• **Task details**
Retype each entry below exactly as it stands.

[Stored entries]
────────────────────
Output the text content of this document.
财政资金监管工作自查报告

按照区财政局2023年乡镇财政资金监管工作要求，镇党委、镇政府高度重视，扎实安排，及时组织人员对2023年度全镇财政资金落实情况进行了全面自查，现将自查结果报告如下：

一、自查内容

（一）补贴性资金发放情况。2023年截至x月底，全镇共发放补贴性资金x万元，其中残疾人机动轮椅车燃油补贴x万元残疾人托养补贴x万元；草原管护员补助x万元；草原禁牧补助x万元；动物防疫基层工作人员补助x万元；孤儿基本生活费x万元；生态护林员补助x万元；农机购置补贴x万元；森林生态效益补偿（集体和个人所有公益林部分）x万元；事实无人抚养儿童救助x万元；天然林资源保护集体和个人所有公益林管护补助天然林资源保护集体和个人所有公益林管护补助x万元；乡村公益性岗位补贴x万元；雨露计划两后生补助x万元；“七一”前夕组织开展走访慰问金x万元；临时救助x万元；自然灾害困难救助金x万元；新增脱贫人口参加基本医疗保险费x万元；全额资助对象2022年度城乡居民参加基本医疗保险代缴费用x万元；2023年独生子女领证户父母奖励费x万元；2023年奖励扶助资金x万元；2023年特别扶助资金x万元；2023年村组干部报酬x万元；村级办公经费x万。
────────────────────
• **Task solution**
Output the text content of this document.
财政资金监管工作自查报告

按照区财政局2023年乡镇财政资金监管工作要求，镇党委、镇政府高度重视，扎实安排，及时组织人员对2023年度全镇财政资金落实情况进行了全面自查，现将自查结果报告如下：

一、自查内容

（一）补贴性资金发放情况。2023年截至x月底，全镇共发放补贴性资金x万元，其中残疾人机动轮椅车燃油补贴x万元残疾人托养补贴x万元；草原管护员补助x万元；草原禁牧补助x万元；动物防疫基层工作人员补助x万元；孤儿基本生活费x万元；生态护林员补助x万元；农机购置补贴x万元；森林生态效益补偿（集体和个人所有公益林部分）x万元；事实无人抚养儿童救助x万元；天然林资源保护集体和个人所有公益林管护补助天然林资源保护集体和个人所有公益林管护补助x万元；乡村公益性岗位补贴x万元；雨露计划两后生补助x万元；“七一”前夕组织开展走访慰问金x万元；临时救助x万元；自然灾害困难救助金x万元；新增脱贫人口参加基本医疗保险费x万元；全额资助对象2022年度城乡居民参加基本医疗保险代缴费用x万元；2023年独生子女领证户父母奖励费x万元；2023年奖励扶助资金x万元；2023年特别扶助资金x万元；2023年村组干部报酬x万元；村级办公经费x万。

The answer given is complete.